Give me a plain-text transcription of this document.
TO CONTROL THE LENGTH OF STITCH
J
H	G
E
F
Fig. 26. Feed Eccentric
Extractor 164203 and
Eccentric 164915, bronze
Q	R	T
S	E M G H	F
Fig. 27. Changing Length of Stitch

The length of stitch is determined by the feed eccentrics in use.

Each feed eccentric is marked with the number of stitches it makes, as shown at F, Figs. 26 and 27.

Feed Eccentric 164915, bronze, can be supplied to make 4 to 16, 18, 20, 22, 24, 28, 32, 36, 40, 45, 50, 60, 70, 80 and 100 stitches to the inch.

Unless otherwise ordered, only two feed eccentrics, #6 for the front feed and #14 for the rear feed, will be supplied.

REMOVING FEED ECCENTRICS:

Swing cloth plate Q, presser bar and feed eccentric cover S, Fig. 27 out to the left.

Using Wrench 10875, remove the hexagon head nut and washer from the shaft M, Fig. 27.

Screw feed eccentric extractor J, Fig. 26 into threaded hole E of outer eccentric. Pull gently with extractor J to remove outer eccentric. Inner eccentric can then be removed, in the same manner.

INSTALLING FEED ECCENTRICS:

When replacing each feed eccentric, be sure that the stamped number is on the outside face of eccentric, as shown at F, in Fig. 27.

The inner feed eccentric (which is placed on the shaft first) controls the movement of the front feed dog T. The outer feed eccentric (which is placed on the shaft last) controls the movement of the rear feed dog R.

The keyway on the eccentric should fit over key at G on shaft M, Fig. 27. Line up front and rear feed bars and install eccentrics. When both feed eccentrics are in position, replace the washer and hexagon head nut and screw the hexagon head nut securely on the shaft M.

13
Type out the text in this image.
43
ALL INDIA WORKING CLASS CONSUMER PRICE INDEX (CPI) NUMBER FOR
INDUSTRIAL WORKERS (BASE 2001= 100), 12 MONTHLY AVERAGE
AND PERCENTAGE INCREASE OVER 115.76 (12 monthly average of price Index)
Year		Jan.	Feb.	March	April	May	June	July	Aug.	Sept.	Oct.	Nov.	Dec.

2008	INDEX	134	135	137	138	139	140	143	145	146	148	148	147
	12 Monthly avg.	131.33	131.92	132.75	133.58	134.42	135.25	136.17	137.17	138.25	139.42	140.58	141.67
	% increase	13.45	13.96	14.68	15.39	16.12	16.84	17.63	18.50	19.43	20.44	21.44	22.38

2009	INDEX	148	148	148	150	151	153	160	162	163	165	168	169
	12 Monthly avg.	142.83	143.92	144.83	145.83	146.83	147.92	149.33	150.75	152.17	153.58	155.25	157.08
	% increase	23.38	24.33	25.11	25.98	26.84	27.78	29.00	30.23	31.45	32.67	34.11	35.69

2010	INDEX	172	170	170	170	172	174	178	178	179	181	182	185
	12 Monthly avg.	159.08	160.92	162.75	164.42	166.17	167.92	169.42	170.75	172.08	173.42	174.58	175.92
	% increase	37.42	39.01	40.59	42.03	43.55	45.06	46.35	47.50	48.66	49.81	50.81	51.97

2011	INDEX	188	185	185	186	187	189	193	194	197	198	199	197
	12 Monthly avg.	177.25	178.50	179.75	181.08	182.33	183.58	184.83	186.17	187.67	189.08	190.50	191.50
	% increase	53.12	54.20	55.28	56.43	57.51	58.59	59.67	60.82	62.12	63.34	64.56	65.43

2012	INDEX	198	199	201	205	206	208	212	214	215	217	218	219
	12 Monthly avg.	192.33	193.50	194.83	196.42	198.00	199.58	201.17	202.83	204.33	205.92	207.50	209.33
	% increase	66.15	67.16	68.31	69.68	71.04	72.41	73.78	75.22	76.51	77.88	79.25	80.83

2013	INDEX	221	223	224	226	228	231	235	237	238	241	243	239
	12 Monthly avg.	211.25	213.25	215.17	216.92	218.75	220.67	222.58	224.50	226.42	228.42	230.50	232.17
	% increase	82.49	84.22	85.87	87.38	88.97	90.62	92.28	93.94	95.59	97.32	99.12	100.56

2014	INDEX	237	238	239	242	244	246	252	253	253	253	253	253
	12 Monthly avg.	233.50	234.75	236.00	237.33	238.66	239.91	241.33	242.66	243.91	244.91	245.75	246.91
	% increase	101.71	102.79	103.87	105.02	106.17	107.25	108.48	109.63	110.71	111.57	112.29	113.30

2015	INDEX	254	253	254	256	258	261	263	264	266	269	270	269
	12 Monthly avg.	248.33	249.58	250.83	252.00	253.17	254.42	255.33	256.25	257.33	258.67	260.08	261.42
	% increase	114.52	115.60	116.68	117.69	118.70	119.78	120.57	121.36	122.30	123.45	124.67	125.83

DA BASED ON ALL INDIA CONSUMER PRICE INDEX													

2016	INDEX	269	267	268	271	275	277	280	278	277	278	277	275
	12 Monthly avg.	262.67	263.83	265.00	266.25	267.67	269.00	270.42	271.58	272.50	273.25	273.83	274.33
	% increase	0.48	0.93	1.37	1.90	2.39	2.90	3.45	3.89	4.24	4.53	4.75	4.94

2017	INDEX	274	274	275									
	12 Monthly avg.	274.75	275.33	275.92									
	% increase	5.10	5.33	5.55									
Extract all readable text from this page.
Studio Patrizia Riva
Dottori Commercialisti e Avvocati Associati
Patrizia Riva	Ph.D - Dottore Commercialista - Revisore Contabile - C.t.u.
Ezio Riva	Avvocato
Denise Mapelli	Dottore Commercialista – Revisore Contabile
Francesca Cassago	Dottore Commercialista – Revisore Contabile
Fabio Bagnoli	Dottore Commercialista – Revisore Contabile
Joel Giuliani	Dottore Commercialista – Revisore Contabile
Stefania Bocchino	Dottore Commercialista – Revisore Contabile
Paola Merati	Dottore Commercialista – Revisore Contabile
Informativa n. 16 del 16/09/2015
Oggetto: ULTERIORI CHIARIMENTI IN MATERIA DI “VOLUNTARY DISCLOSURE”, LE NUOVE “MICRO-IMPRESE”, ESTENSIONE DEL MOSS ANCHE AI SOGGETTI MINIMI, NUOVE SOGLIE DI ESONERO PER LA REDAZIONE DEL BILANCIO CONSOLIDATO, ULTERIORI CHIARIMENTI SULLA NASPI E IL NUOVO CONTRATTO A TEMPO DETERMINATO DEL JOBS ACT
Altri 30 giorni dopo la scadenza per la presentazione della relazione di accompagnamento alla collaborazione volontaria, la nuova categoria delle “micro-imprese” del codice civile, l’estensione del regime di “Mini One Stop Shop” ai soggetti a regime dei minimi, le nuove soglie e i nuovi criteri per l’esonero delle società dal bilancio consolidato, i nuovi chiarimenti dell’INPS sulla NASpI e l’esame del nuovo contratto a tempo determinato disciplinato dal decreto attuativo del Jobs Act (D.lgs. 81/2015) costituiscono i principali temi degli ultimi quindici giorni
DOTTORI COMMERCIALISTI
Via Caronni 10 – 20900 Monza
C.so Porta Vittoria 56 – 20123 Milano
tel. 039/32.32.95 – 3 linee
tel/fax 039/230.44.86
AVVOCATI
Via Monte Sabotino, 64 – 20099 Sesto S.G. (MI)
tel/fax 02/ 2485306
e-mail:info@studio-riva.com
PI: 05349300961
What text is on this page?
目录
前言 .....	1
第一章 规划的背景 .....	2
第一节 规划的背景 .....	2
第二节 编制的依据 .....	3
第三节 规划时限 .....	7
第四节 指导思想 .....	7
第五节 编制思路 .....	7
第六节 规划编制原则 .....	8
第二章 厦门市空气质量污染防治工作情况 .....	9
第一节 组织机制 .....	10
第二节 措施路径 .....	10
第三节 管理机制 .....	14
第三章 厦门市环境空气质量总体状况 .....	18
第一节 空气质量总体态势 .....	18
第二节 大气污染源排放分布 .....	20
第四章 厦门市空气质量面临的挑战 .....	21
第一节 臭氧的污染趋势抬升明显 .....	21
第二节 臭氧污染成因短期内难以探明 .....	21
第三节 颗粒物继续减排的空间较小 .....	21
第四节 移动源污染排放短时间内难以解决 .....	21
::::::::::
■ Task goal: Reply with one number only: the count of lines in the entries that contain "page".

■ Final answer: 2